> **Source material**
- - -

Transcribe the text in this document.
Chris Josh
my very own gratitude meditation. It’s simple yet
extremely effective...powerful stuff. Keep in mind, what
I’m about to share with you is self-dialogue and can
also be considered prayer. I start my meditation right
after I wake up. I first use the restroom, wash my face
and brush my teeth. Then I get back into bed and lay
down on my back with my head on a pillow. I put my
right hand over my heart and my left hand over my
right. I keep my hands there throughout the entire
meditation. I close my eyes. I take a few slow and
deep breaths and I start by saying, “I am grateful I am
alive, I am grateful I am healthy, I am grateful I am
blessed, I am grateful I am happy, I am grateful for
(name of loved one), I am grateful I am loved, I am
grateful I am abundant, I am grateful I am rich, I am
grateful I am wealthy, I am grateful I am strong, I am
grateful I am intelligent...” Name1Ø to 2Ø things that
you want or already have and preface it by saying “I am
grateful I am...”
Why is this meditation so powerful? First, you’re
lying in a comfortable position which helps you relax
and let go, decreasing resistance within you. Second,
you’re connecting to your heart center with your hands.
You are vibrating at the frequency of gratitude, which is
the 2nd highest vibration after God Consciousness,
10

- - -

> **Job**
From the records above, extract everything verbatim.

> **Expected output**
Transcribe the text in this document.
Chris Josh
my very own gratitude meditation. It’s simple yet
extremely effective...powerful stuff. Keep in mind, what
I’m about to share with you is self-dialogue and can
also be considered prayer. I start my meditation right
after I wake up. I first use the restroom, wash my face
and brush my teeth. Then I get back into bed and lay
down on my back with my head on a pillow. I put my
right hand over my heart and my left hand over my
right. I keep my hands there throughout the entire
meditation. I close my eyes. I take a few slow and
deep breaths and I start by saying, “I am grateful I am
alive, I am grateful I am healthy, I am grateful I am
blessed, I am grateful I am happy, I am grateful for
(name of loved one), I am grateful I am loved, I am
grateful I am abundant, I am grateful I am rich, I am
grateful I am wealthy, I am grateful I am strong, I am
grateful I am intelligent...” Name1Ø to 2Ø things that
you want or already have and preface it by saying “I am
grateful I am...”
Why is this meditation so powerful? First, you’re
lying in a comfortable position which helps you relax
and let go, decreasing resistance within you. Second,
you’re connecting to your heart center with your hands.
You are vibrating at the frequency of gratitude, which is
the 2nd highest vibration after God Consciousness,
10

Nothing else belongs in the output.